> _EXERCISE PROMPT_
Search the listing for the string "Septian" and copy every line that contains it.

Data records
· · · ·

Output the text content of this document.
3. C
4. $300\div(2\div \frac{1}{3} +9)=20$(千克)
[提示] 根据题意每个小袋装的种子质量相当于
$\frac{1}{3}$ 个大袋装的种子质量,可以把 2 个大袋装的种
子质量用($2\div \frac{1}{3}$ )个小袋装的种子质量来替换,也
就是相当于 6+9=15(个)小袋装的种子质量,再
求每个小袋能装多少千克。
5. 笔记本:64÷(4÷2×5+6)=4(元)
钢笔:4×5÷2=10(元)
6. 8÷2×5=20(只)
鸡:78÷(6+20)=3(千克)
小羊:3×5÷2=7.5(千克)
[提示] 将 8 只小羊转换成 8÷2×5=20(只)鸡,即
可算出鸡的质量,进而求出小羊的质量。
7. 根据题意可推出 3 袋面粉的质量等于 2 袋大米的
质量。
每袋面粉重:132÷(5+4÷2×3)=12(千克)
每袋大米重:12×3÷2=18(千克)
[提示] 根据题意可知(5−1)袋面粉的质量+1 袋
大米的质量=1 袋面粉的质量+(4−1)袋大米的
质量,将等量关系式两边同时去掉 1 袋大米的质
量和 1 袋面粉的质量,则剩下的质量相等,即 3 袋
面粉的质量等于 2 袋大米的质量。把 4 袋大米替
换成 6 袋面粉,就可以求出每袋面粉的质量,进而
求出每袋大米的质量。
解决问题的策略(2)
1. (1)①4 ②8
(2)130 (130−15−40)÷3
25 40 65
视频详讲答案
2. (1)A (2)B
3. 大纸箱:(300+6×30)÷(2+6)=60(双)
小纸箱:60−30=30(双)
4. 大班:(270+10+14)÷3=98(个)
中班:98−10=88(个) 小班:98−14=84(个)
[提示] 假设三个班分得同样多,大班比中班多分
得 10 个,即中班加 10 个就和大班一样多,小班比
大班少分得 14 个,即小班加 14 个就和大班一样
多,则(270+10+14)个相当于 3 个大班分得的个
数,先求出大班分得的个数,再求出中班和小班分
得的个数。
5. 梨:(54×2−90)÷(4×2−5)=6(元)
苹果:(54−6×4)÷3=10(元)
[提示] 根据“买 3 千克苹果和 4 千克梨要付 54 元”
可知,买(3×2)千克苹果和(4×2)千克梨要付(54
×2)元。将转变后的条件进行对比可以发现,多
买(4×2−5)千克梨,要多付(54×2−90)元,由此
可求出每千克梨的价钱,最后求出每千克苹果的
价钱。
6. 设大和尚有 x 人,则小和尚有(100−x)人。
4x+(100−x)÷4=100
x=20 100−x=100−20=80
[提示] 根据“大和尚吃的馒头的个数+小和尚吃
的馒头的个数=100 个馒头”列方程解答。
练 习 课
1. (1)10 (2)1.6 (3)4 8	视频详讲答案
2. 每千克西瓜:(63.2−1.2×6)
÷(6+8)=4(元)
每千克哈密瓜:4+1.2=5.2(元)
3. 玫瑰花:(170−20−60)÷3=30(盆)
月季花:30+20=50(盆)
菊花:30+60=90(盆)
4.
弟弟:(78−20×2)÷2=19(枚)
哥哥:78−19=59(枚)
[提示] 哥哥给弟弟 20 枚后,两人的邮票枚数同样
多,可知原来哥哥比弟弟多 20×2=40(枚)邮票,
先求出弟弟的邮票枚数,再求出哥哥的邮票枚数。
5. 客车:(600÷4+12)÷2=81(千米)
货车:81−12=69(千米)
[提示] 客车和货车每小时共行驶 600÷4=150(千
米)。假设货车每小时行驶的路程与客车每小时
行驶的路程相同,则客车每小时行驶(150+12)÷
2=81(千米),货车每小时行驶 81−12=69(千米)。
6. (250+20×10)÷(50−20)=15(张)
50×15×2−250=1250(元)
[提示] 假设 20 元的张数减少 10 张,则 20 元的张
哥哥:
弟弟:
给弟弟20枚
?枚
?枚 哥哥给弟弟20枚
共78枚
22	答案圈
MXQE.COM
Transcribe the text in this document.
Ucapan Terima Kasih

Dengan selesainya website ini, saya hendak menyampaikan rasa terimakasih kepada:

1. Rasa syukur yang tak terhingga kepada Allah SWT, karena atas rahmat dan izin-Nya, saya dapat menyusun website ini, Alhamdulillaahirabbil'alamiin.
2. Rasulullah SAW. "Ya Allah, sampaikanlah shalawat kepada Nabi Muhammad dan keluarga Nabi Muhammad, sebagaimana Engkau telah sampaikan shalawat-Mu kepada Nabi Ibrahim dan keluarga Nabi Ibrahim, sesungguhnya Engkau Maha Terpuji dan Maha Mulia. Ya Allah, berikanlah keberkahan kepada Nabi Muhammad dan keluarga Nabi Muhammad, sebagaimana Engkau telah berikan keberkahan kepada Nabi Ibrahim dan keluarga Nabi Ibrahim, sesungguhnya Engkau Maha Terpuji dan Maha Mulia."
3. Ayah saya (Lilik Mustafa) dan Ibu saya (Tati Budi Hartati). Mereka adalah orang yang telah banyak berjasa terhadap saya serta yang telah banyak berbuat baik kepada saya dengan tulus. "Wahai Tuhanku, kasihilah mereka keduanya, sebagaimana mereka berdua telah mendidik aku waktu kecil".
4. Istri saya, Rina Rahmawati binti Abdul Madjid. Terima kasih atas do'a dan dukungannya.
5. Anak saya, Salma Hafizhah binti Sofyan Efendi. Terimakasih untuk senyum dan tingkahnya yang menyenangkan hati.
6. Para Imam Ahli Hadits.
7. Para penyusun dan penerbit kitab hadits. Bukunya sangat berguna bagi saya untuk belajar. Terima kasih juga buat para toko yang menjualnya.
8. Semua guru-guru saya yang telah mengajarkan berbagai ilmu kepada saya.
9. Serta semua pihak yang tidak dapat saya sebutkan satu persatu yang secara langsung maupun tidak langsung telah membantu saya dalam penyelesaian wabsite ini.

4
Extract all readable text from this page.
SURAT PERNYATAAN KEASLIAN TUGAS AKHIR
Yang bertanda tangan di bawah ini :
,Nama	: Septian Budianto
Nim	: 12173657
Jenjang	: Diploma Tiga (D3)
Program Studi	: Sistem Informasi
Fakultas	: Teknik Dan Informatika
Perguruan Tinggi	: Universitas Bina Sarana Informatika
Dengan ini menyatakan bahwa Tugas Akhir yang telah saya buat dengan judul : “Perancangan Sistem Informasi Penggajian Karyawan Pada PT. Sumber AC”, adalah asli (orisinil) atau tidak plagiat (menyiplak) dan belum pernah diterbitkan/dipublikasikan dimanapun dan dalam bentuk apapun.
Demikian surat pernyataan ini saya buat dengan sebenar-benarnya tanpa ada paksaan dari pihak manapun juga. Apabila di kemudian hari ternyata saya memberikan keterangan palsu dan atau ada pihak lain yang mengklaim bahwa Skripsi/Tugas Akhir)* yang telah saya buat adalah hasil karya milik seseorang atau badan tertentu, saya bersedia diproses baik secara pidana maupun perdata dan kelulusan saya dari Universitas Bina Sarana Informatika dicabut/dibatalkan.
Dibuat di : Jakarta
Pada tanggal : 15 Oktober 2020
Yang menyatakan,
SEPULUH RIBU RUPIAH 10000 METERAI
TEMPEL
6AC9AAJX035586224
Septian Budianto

· · · ·

> _ANSWER FOR THE TASK_
,Nama	: Septian Budianto
Septian Budianto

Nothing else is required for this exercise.